DATA SECTION:

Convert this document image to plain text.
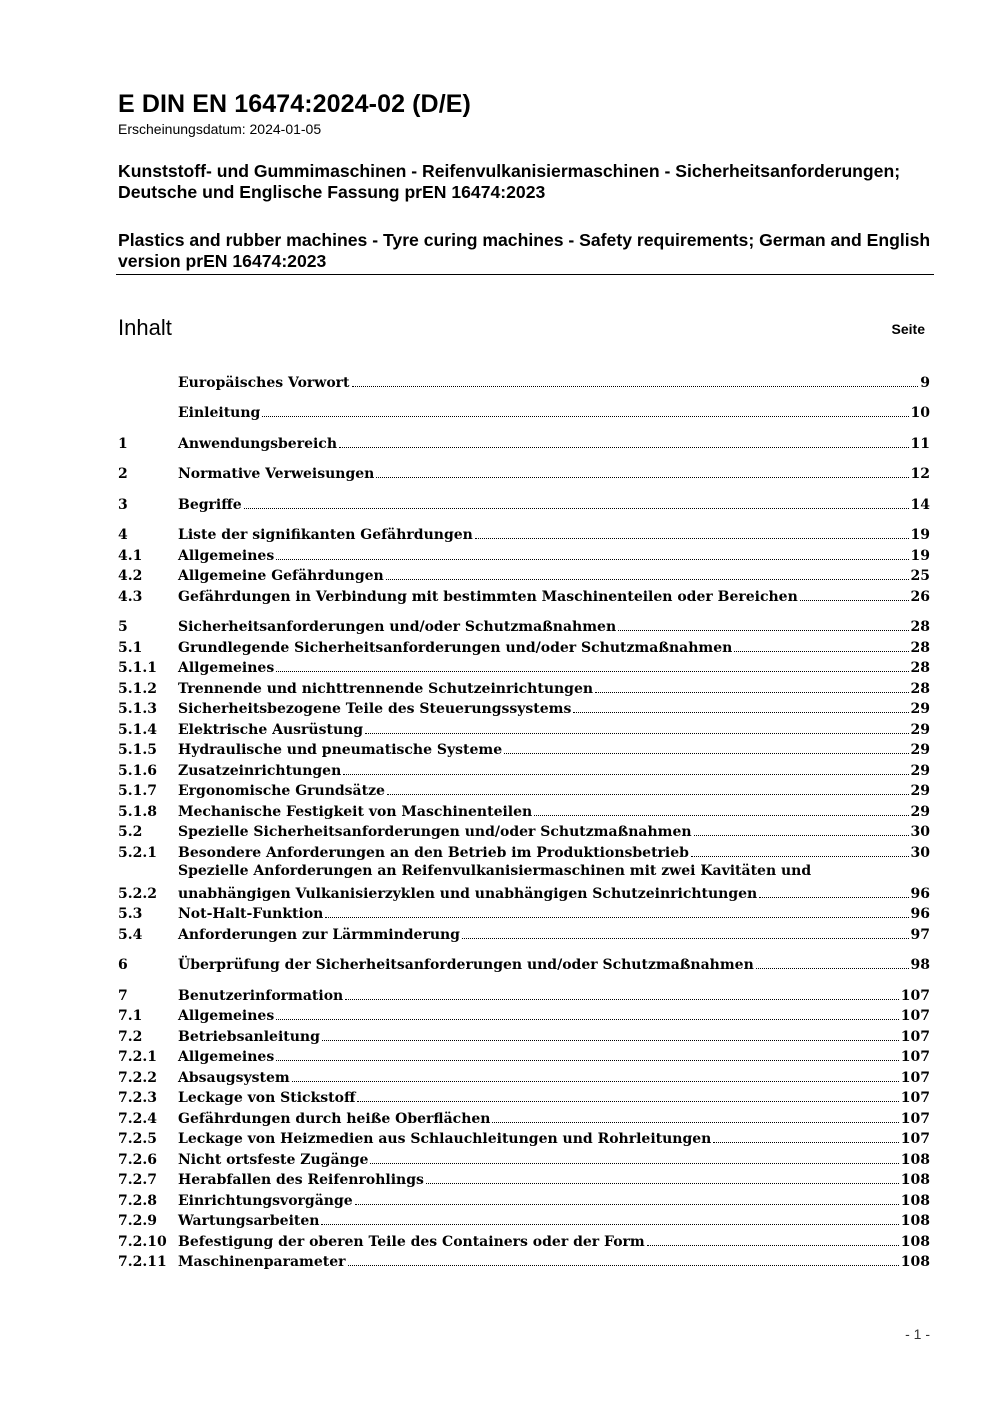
E DIN EN 16474:2024-02 (D/E)
Erscheinungsdatum: 2024-01-05
Kunststoff- und Gummimaschinen - Reifenvulkanisiermaschinen - Sicherheitsanforderungen; Deutsche und Englische Fassung prEN 16474:2023
Plastics and rubber machines - Tyre curing machines - Safety requirements; German and English version prEN 16474:2023
Inhalt	Seite
Europäisches Vorwort	9
Einleitung	10
1	Anwendungsbereich	11
2	Normative Verweisungen	12
3	Begriffe	14
4	Liste der signifikanten Gefährdungen	19
4.1	Allgemeines	19
4.2	Allgemeine Gefährdungen	25
4.3	Gefährdungen in Verbindung mit bestimmten Maschinenteilen oder Bereichen	26
5	Sicherheitsanforderungen und/oder Schutzmaßnahmen	28
5.1	Grundlegende Sicherheitsanforderungen und/oder Schutzmaßnahmen	28
5.1.1	Allgemeines	28
5.1.2	Trennende und nichttrennende Schutzeinrichtungen	28
5.1.3	Sicherheitsbezogene Teile des Steuerungssystems	29
5.1.4	Elektrische Ausrüstung	29
5.1.5	Hydraulische und pneumatische Systeme	29
5.1.6	Zusatzeinrichtungen	29
5.1.7	Ergonomische Grundsätze	29
5.1.8	Mechanische Festigkeit von Maschinenteilen	29
5.2	Spezielle Sicherheitsanforderungen und/oder Schutzmaßnahmen	30
5.2.1	Besondere Anforderungen an den Betrieb im Produktionsbetrieb	30
5.2.2
Spezielle Anforderungen an Reifenvulkanisiermaschinen mit zwei Kavitäten und
unabhängigen Vulkanisierzyklen und unabhängigen Schutzeinrichtungen	96
5.3	Not-Halt-Funktion	96
5.4	Anforderungen zur Lärmminderung	97
6	Überprüfung der Sicherheitsanforderungen und/oder Schutzmaßnahmen	98
7	Benutzerinformation	107
7.1	Allgemeines	107
7.2	Betriebsanleitung	107
7.2.1	Allgemeines	107
7.2.2	Absaugsystem	107
7.2.3	Leckage von Stickstoff	107
7.2.4	Gefährdungen durch heiße Oberflächen	107
7.2.5	Leckage von Heizmedien aus Schlauchleitungen und Rohrleitungen	107
7.2.6	Nicht ortsfeste Zugänge	108
7.2.7	Herabfallen des Reifenrohlings	108
7.2.8	Einrichtungsvorgänge	108
7.2.9	Wartungsarbeiten	108
7.2.10 Befestigung der oberen Teile des Containers oder der Form	108
7.2.11 Maschinenparameter	108
- 1 -
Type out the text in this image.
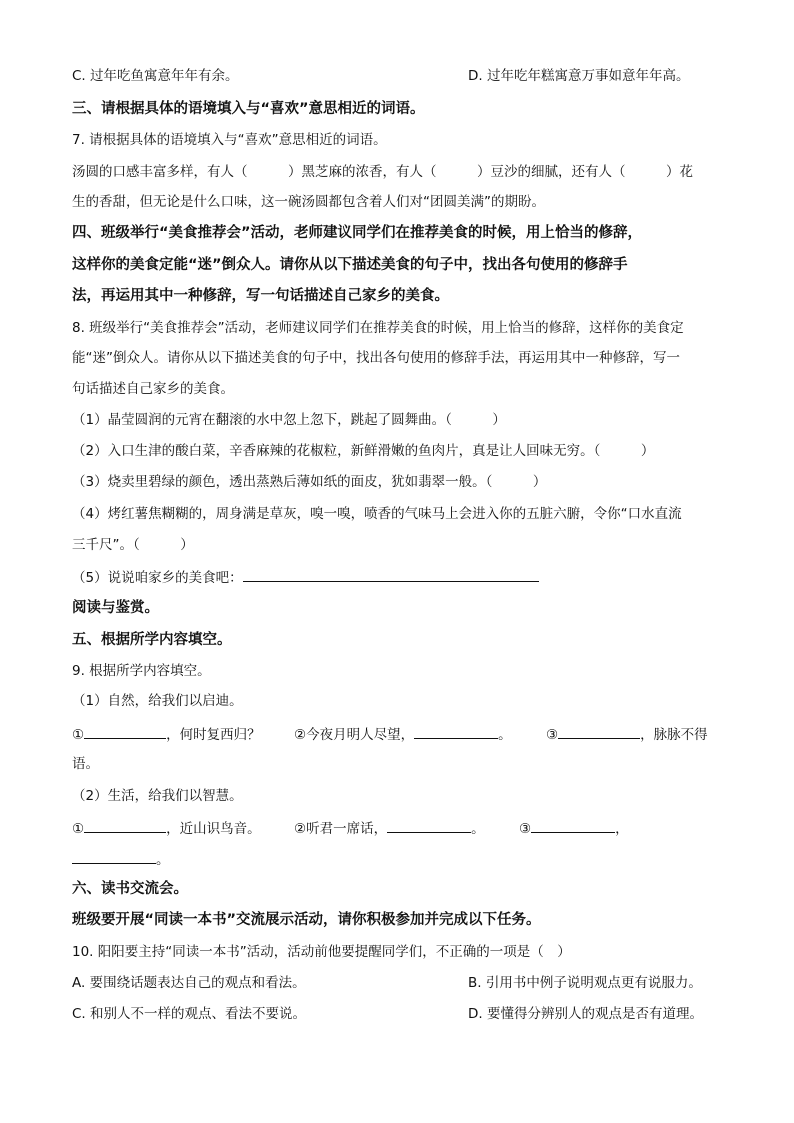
C. 过年吃鱼寓意年年有余。	D. 过年吃年糕寓意万事如意年年高。
三、请根据具体的语境填入与“喜欢”意思相近的词语。
7. 请根据具体的语境填入与“喜欢”意思相近的词语。
汤圆的口感丰富多样，有人（　　　）黑芝麻的浓香，有人（　　　）豆沙的细腻，还有人（　　　）花
生的香甜，但无论是什么口味，这一碗汤圆都包含着人们对“团圆美满”的期盼。
四、班级举行“美食推荐会”活动，老师建议同学们在推荐美食的时候，用上恰当的修辞，
这样你的美食定能“迷”倒众人。请你从以下描述美食的句子中，找出各句使用的修辞手
法，再运用其中一种修辞，写一句话描述自己家乡的美食。
8. 班级举行“美食推荐会”活动，老师建议同学们在推荐美食的时候，用上恰当的修辞，这样你的美食定
能“迷”倒众人。请你从以下描述美食的句子中，找出各句使用的修辞手法，再运用其中一种修辞，写一
句话描述自己家乡的美食。
（1）晶莹圆润的元宵在翻滚的水中忽上忽下，跳起了圆舞曲。（　　　）
（2）入口生津的酸白菜，辛香麻辣的花椒粒，新鲜滑嫩的鱼肉片，真是让人回味无穷。（　　　）
（3）烧卖里碧绿的颜色，透出蒸熟后薄如纸的面皮，犹如翡翠一般。（　　　）
（4）烤红薯焦糊糊的，周身满是草灰，嗅一嗅，喷香的气味马上会进入你的五脏六腑，令你“口水直流
三千尺”。（　　　）
（5）说说咱家乡的美食吧：
阅读与鉴赏。
五、根据所学内容填空。
9. 根据所学内容填空。
（1）自然，给我们以启迪。
①	，何时复西归？ ②今夜月明人尽望，	。	③	，脉脉不得
语。
（2）生活，给我们以智慧。
①	，近山识鸟音。 ②听君一席话，	。	③	，
。
六、读书交流会。
班级要开展“同读一本书”交流展示活动，请你积极参加并完成以下任务。
10. 阳阳要主持“同读一本书”活动，活动前他要提醒同学们，不正确的一项是（　）
A. 要围绕话题表达自己的观点和看法。	B. 引用书中例子说明观点更有说服力。
C. 和别人不一样的观点、看法不要说。	D. 要懂得分辨别人的观点是否有道理。
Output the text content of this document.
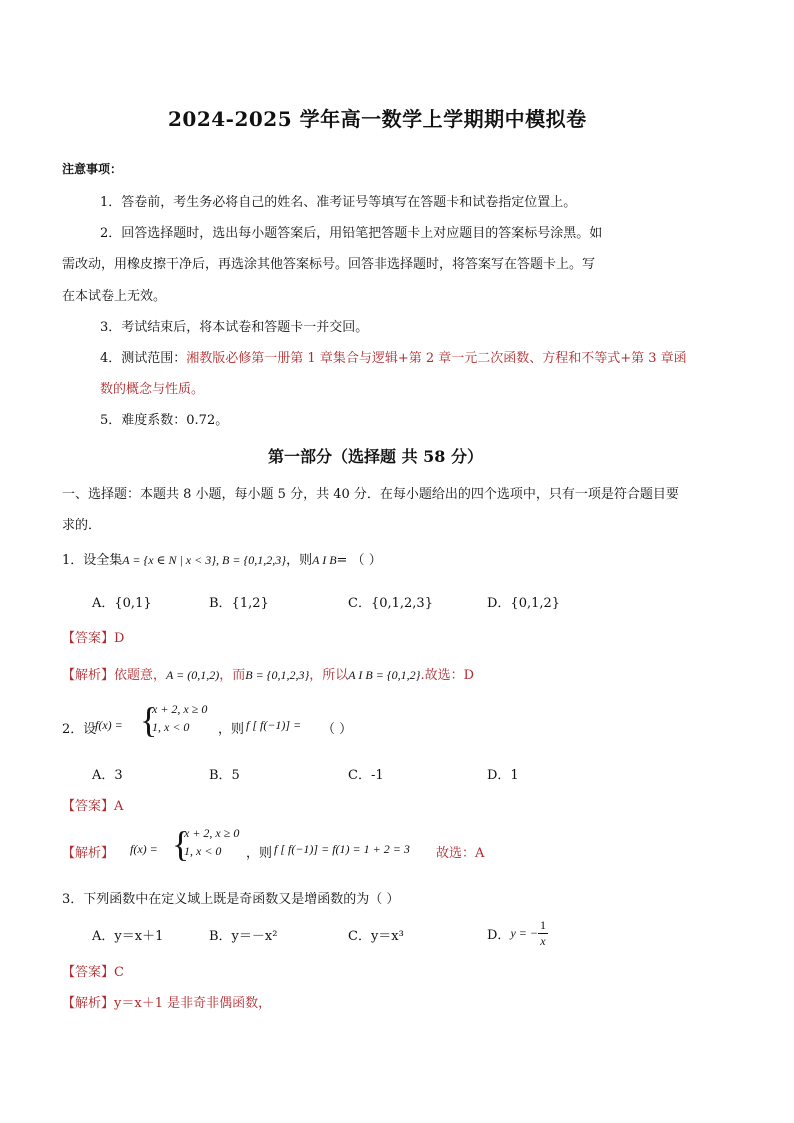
2024-2025 学年高一数学上学期期中模拟卷
注意事项：
1．答卷前，考生务必将自己的姓名、准考证号等填写在答题卡和试卷指定位置上。
2．回答选择题时，选出每小题答案后，用铅笔把答题卡上对应题目的答案标号涂黑。如
需改动，用橡皮擦干净后，再选涂其他答案标号。回答非选择题时，将答案写在答题卡上。写
在本试卷上无效。
3．考试结束后，将本试卷和答题卡一并交回。
4．测试范围：湘教版必修第一册第 1 章集合与逻辑+第 2 章一元二次函数、方程和不等式+第 3 章函
数的概念与性质。
5．难度系数：0.72。
第一部分（选择题 共 58 分）
一、选择题：本题共 8 小题，每小题 5 分，共 40 分．在每小题给出的四个选项中，只有一项是符合题目要
求的．
1．设全集A = {x ∈ N | x < 3}, B = {0,1,2,3}，则A I B= （ ）
A．{0,1}	B．{1,2}	C．{0,1,2,3}	D．{0,1,2}
【答案】D
【解析】依题意，A = (0,1,2)，而B = {0,1,2,3}，所以A I B = {0,1,2}.故选：D
2．设
f(x) = {
x + 2, x ≥ 0
1, x < 0	，则 f [ f(−1)] = （ ）
A．3	B．5	C．-1	D．1
【答案】A
【解析】 f(x) = {
x + 2, x ≥ 0
1, x < 0	，则 f [ f(−1)] = f(1) = 1 + 2 = 3 故选：A
3．下列函数中在定义域上既是奇函数又是增函数的为（ ）
A．y＝x＋1	B．y＝－x²	C．y＝x³	D．y = − $\frac{1}{x}$
【答案】C
【解析】y＝x＋1 是非奇非偶函数，
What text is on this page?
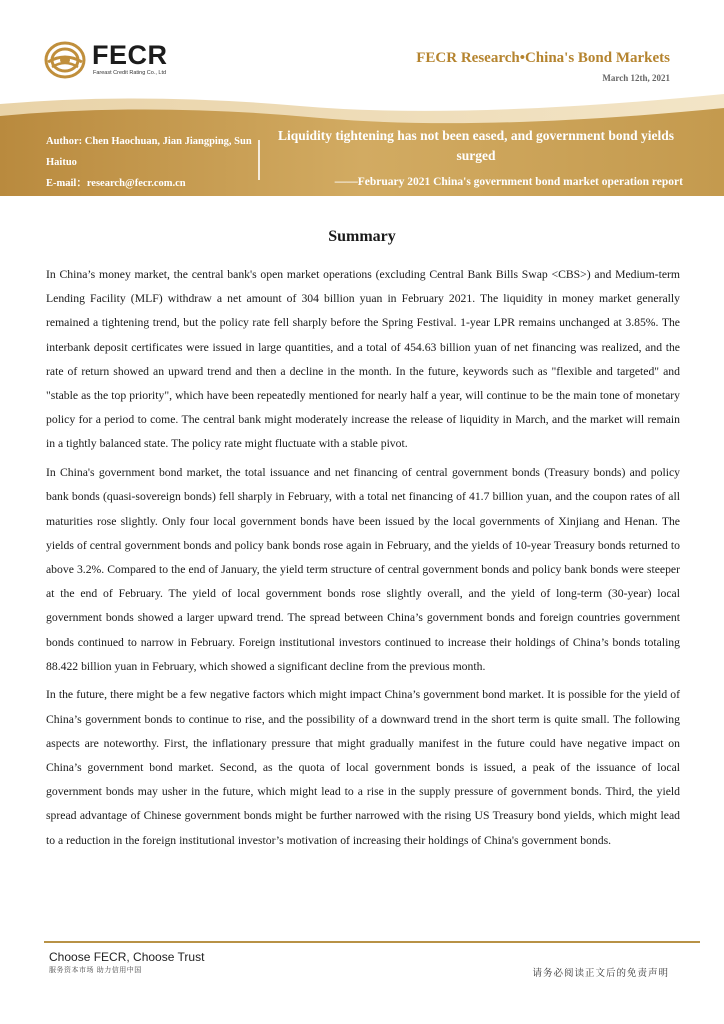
FECR
Fareast Credit Rating Co., Ltd
FECR Research•China's Bond Markets
March 12th, 2021
Author: Chen Haochuan, Jian Jiangping, Sun Haituo
E-mail：research@fecr.com.cn
Liquidity tightening has not been eased, and government bond yields surged
——February 2021 China's government bond market operation report
Summary

In China’s money market, the central bank's open market operations (excluding Central Bank Bills Swap <CBS>) and Medium-term Lending Facility (MLF) withdraw a net amount of 304 billion yuan in February 2021. The liquidity in money market generally remained a tightening trend, but the policy rate fell sharply before the Spring Festival. 1-year LPR remains unchanged at 3.85%. The interbank deposit certificates were issued in large quantities, and a total of 454.63 billion yuan of net financing was realized, and the rate of return showed an upward trend and then a decline in the month. In the future, keywords such as "flexible and targeted" and "stable as the top priority", which have been repeatedly mentioned for nearly half a year, will continue to be the main tone of monetary policy for a period to come. The central bank might moderately increase the release of liquidity in March, and the market will remain in a tightly balanced state. The policy rate might fluctuate with a stable pivot.

In China's government bond market, the total issuance and net financing of central government bonds (Treasury bonds) and policy bank bonds (quasi-sovereign bonds) fell sharply in February, with a total net financing of 41.7 billion yuan, and the coupon rates of all maturities rose slightly. Only four local government bonds have been issued by the local governments of Xinjiang and Henan. The yields of central government bonds and policy bank bonds rose again in February, and the yields of 10-year Treasury bonds returned to above 3.2%. Compared to the end of January, the yield term structure of central government bonds and policy bank bonds were steeper at the end of February. The yield of local government bonds rose slightly overall, and the yield of long-term (30-year) local government bonds showed a larger upward trend. The spread between China’s government bonds and foreign countries government bonds continued to narrow in February. Foreign institutional investors continued to increase their holdings of China’s bonds totaling 88.422 billion yuan in February, which showed a significant decline from the previous month.

In the future, there might be a few negative factors which might impact China’s government bond market. It is possible for the yield of China’s government bonds to continue to rise, and the possibility of a downward trend in the short term is quite small. The following aspects are noteworthy. First, the inflationary pressure that might gradually manifest in the future could have negative impact on China’s government bond market. Second, as the quota of local government bonds is issued, a peak of the issuance of local government bonds may usher in the future, which might lead to a rise in the supply pressure of government bonds. Third, the yield spread advantage of Chinese government bonds might be further narrowed with the rising US Treasury bond yields, which might lead to a reduction in the foreign institutional investor’s motivation of increasing their holdings of China's government bonds.

Choose FECR, Choose Trust
服务资本市场 助力信用中国	请务必阅读正文后的免责声明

WRITTEN REQUEST: In the material above, find the lines that contain "this" and show them.

CORRECT RESPONSE:
Convert this document image to plain text.
Type out the text in this image.
Output the text content of this document.
What text is on this page?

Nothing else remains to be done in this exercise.